INPUT DATA |
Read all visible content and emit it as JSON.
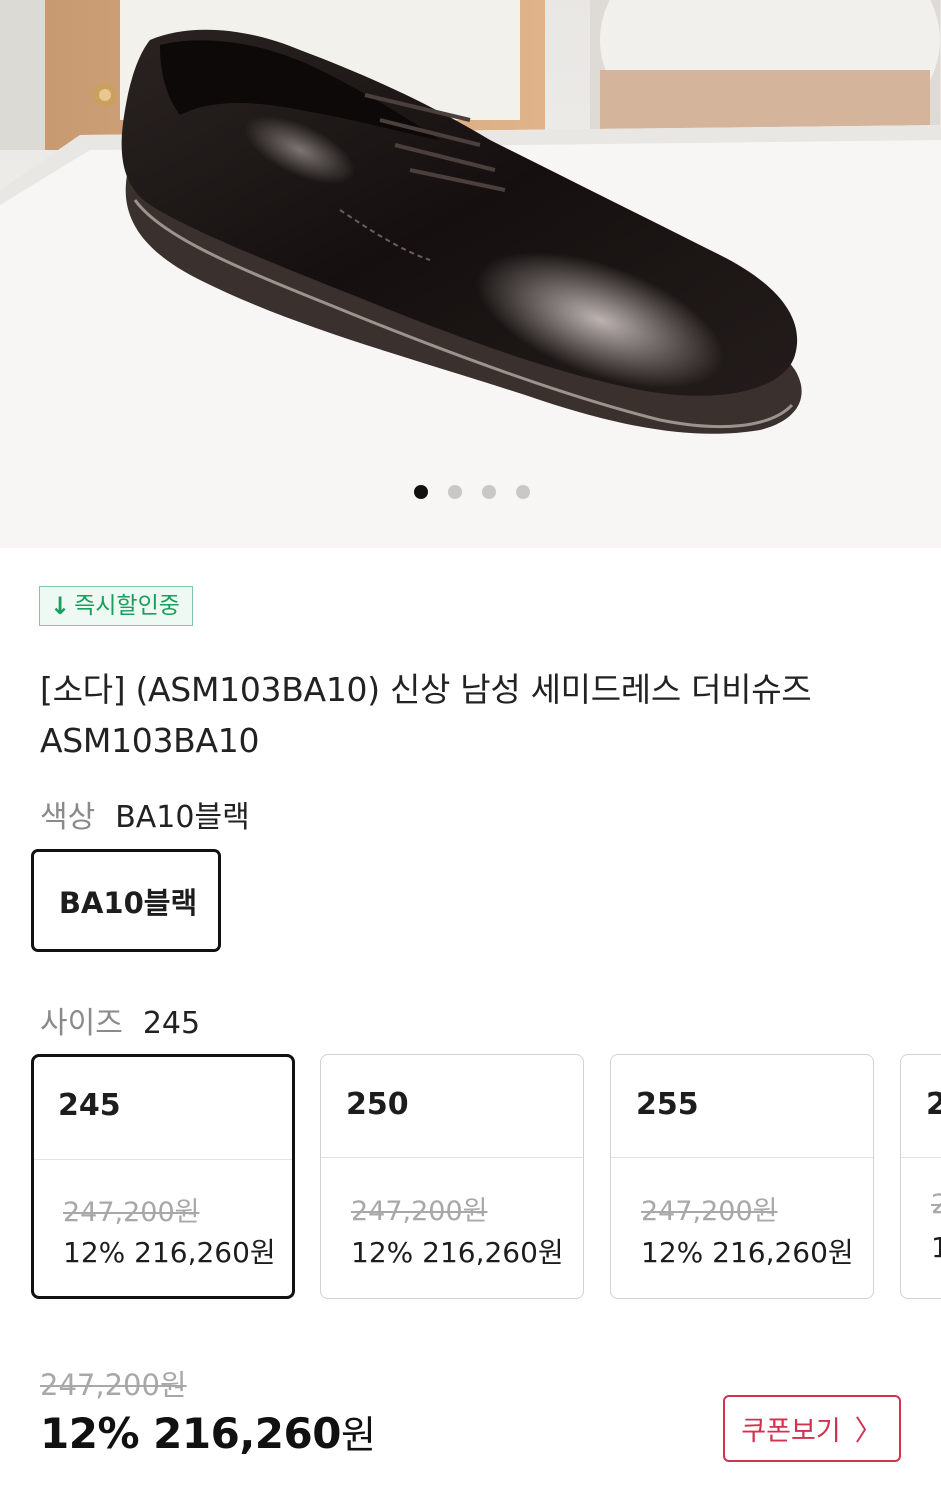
{
  "gallery": {
    "image_label": "black patent leather derby shoe",
    "dots": [
      true,
      false,
      false,
      false
    ]
  },
  "badge": {
    "icon": "down-arrow-icon",
    "label": "즉시할인중",
    "color": "#1a9e5c"
  },
  "product": {
    "title": "[소다] (ASM103BA10) 신상 남성 세미드레스 더비슈즈 ASM103BA10"
  },
  "color_option": {
    "label": "색상",
    "selected": "BA10블랙",
    "chips": [
      "BA10블랙"
    ]
  },
  "size_option": {
    "label": "사이즈",
    "selected": "245",
    "cards": [
      {
        "size": "245",
        "original_price": "247,200원",
        "sale": "12% 216,260원",
        "selected": true
      },
      {
        "size": "250",
        "original_price": "247,200원",
        "sale": "12% 216,260원",
        "selected": false
      },
      {
        "size": "255",
        "original_price": "247,200원",
        "sale": "12% 216,260원",
        "selected": false
      },
      {
        "size": "2",
        "original_price": "2",
        "sale": "1",
        "selected": false
      }
    ]
  },
  "price": {
    "original": "247,200원",
    "discount": "12%",
    "sale_amount": "216,260",
    "currency": "원"
  },
  "coupon": {
    "label": "쿠폰보기",
    "icon": "chevron-right-icon",
    "color": "#d3324f"
  }
}
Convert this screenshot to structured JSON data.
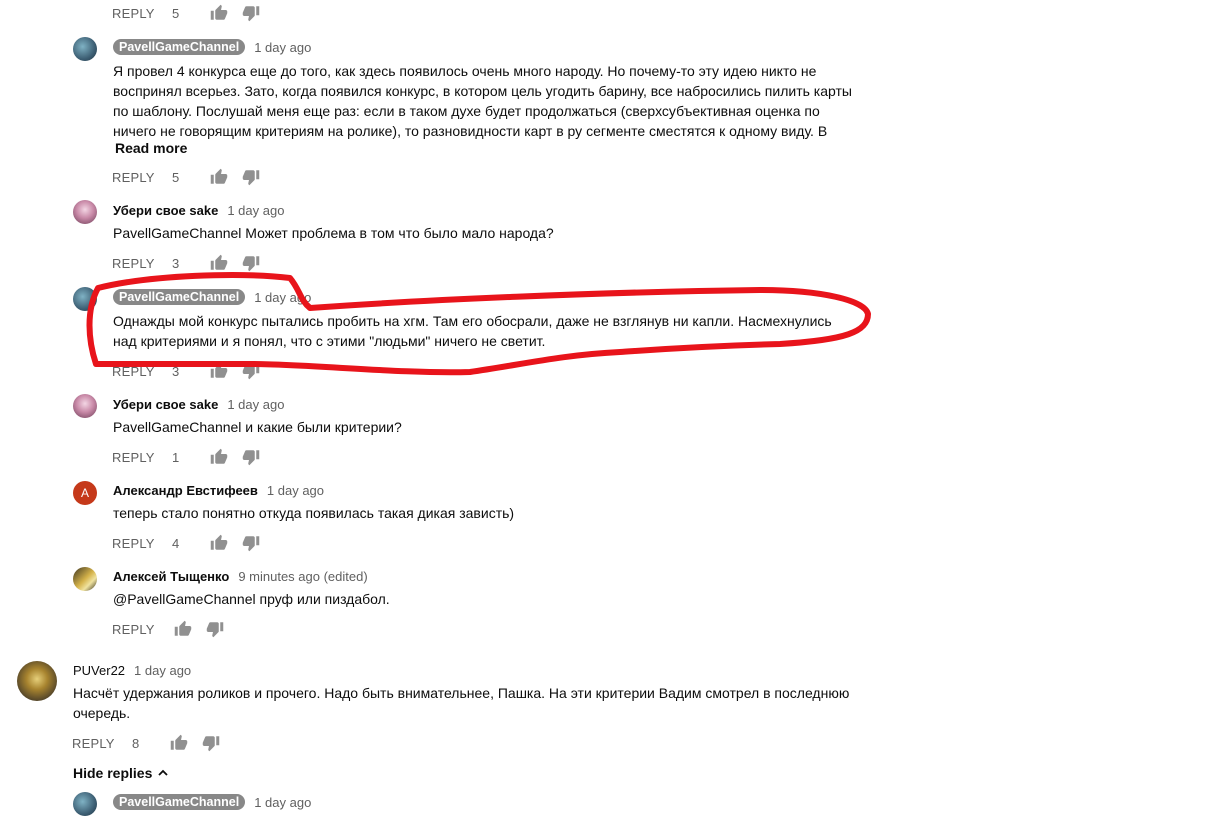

THE REQUEST |
Write out all the entries again, word for word, and print no images.

FULL OUTPUT |
Read all visible content and emit it as JSON.
{
  "gallery": {
    "image_label": "black patent leather derby shoe",
    "dots": [
      true,
      false,
      false,
      false
    ]
  },
  "badge": {
    "icon": "down-arrow-icon",
    "label": "즉시할인중",
    "color": "#1a9e5c"
  },
  "product": {
    "title": "[소다] (ASM103BA10) 신상 남성 세미드레스 더비슈즈 ASM103BA10"
  },
  "color_option": {
    "label": "색상",
    "selected": "BA10블랙",
    "chips": [
      "BA10블랙"
    ]
  },
  "size_option": {
    "label": "사이즈",
    "selected": "245",
    "cards": [
      {
        "size": "245",
        "original_price": "247,200원",
        "sale": "12% 216,260원",
        "selected": true
      },
      {
        "size": "250",
        "original_price": "247,200원",
        "sale": "12% 216,260원",
        "selected": false
      },
      {
        "size": "255",
        "original_price": "247,200원",
        "sale": "12% 216,260원",
        "selected": false
      },
      {
        "size": "2",
        "original_price": "2",
        "sale": "1",
        "selected": false
      }
    ]
  },
  "price": {
    "original": "247,200원",
    "discount": "12%",
    "sale_amount": "216,260",
    "currency": "원"
  },
  "coupon": {
    "label": "쿠폰보기",
    "icon": "chevron-right-icon",
    "color": "#d3324f"
  }
}
Convert this screenshot to structured JSON data.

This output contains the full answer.